Task to complete>
What follows is a listing to be transcribed exactly.

Data listing>
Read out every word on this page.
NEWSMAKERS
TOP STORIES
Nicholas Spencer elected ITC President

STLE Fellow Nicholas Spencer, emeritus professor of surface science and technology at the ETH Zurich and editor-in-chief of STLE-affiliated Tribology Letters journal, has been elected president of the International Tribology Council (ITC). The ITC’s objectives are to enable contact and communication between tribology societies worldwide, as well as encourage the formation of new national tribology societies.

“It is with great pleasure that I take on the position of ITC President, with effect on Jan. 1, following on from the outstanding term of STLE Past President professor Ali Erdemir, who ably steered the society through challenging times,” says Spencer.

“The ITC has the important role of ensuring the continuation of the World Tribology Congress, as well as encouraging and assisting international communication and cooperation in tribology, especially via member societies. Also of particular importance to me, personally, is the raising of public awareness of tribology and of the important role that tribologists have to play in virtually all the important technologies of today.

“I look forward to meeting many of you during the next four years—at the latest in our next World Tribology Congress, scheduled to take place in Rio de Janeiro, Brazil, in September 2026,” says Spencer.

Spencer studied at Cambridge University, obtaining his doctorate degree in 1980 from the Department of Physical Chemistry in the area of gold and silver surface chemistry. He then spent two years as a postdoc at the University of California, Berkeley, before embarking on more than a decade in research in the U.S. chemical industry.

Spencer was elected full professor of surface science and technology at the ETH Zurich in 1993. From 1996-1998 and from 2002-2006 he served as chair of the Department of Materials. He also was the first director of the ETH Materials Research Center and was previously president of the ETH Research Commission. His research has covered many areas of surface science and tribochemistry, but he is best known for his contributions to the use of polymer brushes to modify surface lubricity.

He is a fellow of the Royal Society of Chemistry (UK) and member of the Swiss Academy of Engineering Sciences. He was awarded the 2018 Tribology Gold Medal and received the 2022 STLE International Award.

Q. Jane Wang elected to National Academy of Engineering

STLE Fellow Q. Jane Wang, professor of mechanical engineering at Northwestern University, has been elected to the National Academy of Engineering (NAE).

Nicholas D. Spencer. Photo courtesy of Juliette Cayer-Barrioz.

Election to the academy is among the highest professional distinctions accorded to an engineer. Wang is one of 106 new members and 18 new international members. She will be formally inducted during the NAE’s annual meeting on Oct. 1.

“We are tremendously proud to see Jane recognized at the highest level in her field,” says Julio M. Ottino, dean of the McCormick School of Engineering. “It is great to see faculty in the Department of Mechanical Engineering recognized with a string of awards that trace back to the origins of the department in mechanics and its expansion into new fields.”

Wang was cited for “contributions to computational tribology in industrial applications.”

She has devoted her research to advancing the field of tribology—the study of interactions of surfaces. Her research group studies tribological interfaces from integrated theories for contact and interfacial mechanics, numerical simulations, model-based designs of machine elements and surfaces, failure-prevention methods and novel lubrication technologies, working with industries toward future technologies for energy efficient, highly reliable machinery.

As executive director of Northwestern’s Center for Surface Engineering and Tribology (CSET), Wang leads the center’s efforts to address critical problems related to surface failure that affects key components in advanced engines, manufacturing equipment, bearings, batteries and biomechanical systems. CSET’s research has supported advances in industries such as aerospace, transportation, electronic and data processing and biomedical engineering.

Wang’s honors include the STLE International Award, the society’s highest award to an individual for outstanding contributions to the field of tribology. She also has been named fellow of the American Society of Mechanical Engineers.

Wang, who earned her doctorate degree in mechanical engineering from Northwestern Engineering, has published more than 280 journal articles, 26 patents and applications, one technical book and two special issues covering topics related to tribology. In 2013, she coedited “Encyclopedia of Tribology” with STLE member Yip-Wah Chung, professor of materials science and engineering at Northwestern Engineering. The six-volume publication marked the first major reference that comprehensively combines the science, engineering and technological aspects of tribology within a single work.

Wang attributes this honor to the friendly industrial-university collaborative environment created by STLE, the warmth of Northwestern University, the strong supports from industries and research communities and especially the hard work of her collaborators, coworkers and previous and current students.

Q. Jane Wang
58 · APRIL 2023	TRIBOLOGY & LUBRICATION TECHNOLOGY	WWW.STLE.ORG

Solution to the exercise>
Read out every word on this page.
NEWSMAKERS
TOP STORIES
Nicholas Spencer elected ITC President

STLE Fellow Nicholas Spencer, emeritus professor of surface science and technology at the ETH Zurich and editor-in-chief of STLE-affiliated Tribology Letters journal, has been elected president of the International Tribology Council (ITC). The ITC’s objectives are to enable contact and communication between tribology societies worldwide, as well as encourage the formation of new national tribology societies.

“It is with great pleasure that I take on the position of ITC President, with effect on Jan. 1, following on from the outstanding term of STLE Past President professor Ali Erdemir, who ably steered the society through challenging times,” says Spencer.

“The ITC has the important role of ensuring the continuation of the World Tribology Congress, as well as encouraging and assisting international communication and cooperation in tribology, especially via member societies. Also of particular importance to me, personally, is the raising of public awareness of tribology and of the important role that tribologists have to play in virtually all the important technologies of today.

“I look forward to meeting many of you during the next four years—at the latest in our next World Tribology Congress, scheduled to take place in Rio de Janeiro, Brazil, in September 2026,” says Spencer.

Spencer studied at Cambridge University, obtaining his doctorate degree in 1980 from the Department of Physical Chemistry in the area of gold and silver surface chemistry. He then spent two years as a postdoc at the University of California, Berkeley, before embarking on more than a decade in research in the U.S. chemical industry.

Spencer was elected full professor of surface science and technology at the ETH Zurich in 1993. From 1996-1998 and from 2002-2006 he served as chair of the Department of Materials. He also was the first director of the ETH Materials Research Center and was previously president of the ETH Research Commission. His research has covered many areas of surface science and tribochemistry, but he is best known for his contributions to the use of polymer brushes to modify surface lubricity.

He is a fellow of the Royal Society of Chemistry (UK) and member of the Swiss Academy of Engineering Sciences. He was awarded the 2018 Tribology Gold Medal and received the 2022 STLE International Award.

Q. Jane Wang elected to National Academy of Engineering

STLE Fellow Q. Jane Wang, professor of mechanical engineering at Northwestern University, has been elected to the National Academy of Engineering (NAE).

Nicholas D. Spencer. Photo courtesy of Juliette Cayer-Barrioz.

Election to the academy is among the highest professional distinctions accorded to an engineer. Wang is one of 106 new members and 18 new international members. She will be formally inducted during the NAE’s annual meeting on Oct. 1.

“We are tremendously proud to see Jane recognized at the highest level in her field,” says Julio M. Ottino, dean of the McCormick School of Engineering. “It is great to see faculty in the Department of Mechanical Engineering recognized with a string of awards that trace back to the origins of the department in mechanics and its expansion into new fields.”

Wang was cited for “contributions to computational tribology in industrial applications.”

She has devoted her research to advancing the field of tribology—the study of interactions of surfaces. Her research group studies tribological interfaces from integrated theories for contact and interfacial mechanics, numerical simulations, model-based designs of machine elements and surfaces, failure-prevention methods and novel lubrication technologies, working with industries toward future technologies for energy efficient, highly reliable machinery.

As executive director of Northwestern’s Center for Surface Engineering and Tribology (CSET), Wang leads the center’s efforts to address critical problems related to surface failure that affects key components in advanced engines, manufacturing equipment, bearings, batteries and biomechanical systems. CSET’s research has supported advances in industries such as aerospace, transportation, electronic and data processing and biomedical engineering.

Wang’s honors include the STLE International Award, the society’s highest award to an individual for outstanding contributions to the field of tribology. She also has been named fellow of the American Society of Mechanical Engineers.

Wang, who earned her doctorate degree in mechanical engineering from Northwestern Engineering, has published more than 280 journal articles, 26 patents and applications, one technical book and two special issues covering topics related to tribology. In 2013, she coedited “Encyclopedia of Tribology” with STLE member Yip-Wah Chung, professor of materials science and engineering at Northwestern Engineering. The six-volume publication marked the first major reference that comprehensively combines the science, engineering and technological aspects of tribology within a single work.

Wang attributes this honor to the friendly industrial-university collaborative environment created by STLE, the warmth of Northwestern University, the strong supports from industries and research communities and especially the hard work of her collaborators, coworkers and previous and current students.

Q. Jane Wang
58 · APRIL 2023	TRIBOLOGY & LUBRICATION TECHNOLOGY	WWW.STLE.ORG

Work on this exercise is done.